*Material provided*.
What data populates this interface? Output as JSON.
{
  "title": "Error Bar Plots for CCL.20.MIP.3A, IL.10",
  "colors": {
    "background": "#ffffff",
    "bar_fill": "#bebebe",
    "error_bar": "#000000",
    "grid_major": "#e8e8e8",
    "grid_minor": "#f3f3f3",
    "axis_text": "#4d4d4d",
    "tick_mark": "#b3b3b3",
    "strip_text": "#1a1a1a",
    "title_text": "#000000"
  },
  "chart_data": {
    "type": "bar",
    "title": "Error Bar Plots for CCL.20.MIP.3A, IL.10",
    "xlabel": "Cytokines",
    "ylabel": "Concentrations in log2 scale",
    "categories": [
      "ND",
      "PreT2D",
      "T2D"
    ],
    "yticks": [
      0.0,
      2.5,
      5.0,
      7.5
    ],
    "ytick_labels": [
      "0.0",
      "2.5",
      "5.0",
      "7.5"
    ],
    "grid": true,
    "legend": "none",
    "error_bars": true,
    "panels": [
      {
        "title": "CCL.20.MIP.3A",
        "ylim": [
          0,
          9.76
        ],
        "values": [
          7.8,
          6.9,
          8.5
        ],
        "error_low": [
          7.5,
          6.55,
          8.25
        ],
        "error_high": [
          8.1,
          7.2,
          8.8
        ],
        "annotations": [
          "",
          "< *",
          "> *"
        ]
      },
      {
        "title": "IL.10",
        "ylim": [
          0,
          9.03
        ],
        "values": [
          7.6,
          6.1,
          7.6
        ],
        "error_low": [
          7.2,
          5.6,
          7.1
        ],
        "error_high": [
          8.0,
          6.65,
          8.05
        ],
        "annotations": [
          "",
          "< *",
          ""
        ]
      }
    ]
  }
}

*To be done*.
Extract the full listing above without altering anything.

*Output of the task*.
What data populates this interface? Output as JSON.
{
  "title": "Error Bar Plots for CCL.20.MIP.3A, IL.10",
  "colors": {
    "background": "#ffffff",
    "bar_fill": "#bebebe",
    "error_bar": "#000000",
    "grid_major": "#e8e8e8",
    "grid_minor": "#f3f3f3",
    "axis_text": "#4d4d4d",
    "tick_mark": "#b3b3b3",
    "strip_text": "#1a1a1a",
    "title_text": "#000000"
  },
  "chart_data": {
    "type": "bar",
    "title": "Error Bar Plots for CCL.20.MIP.3A, IL.10",
    "xlabel": "Cytokines",
    "ylabel": "Concentrations in log2 scale",
    "categories": [
      "ND",
      "PreT2D",
      "T2D"
    ],
    "yticks": [
      0.0,
      2.5,
      5.0,
      7.5
    ],
    "ytick_labels": [
      "0.0",
      "2.5",
      "5.0",
      "7.5"
    ],
    "grid": true,
    "legend": "none",
    "error_bars": true,
    "panels": [
      {
        "title": "CCL.20.MIP.3A",
        "ylim": [
          0,
          9.76
        ],
        "values": [
          7.8,
          6.9,
          8.5
        ],
        "error_low": [
          7.5,
          6.55,
          8.25
        ],
        "error_high": [
          8.1,
          7.2,
          8.8
        ],
        "annotations": [
          "",
          "< *",
          "> *"
        ]
      },
      {
        "title": "IL.10",
        "ylim": [
          0,
          9.03
        ],
        "values": [
          7.6,
          6.1,
          7.6
        ],
        "error_low": [
          7.2,
          5.6,
          7.1
        ],
        "error_high": [
          8.0,
          6.65,
          8.05
        ],
        "annotations": [
          "",
          "< *",
          ""
        ]
      }
    ]
  }
}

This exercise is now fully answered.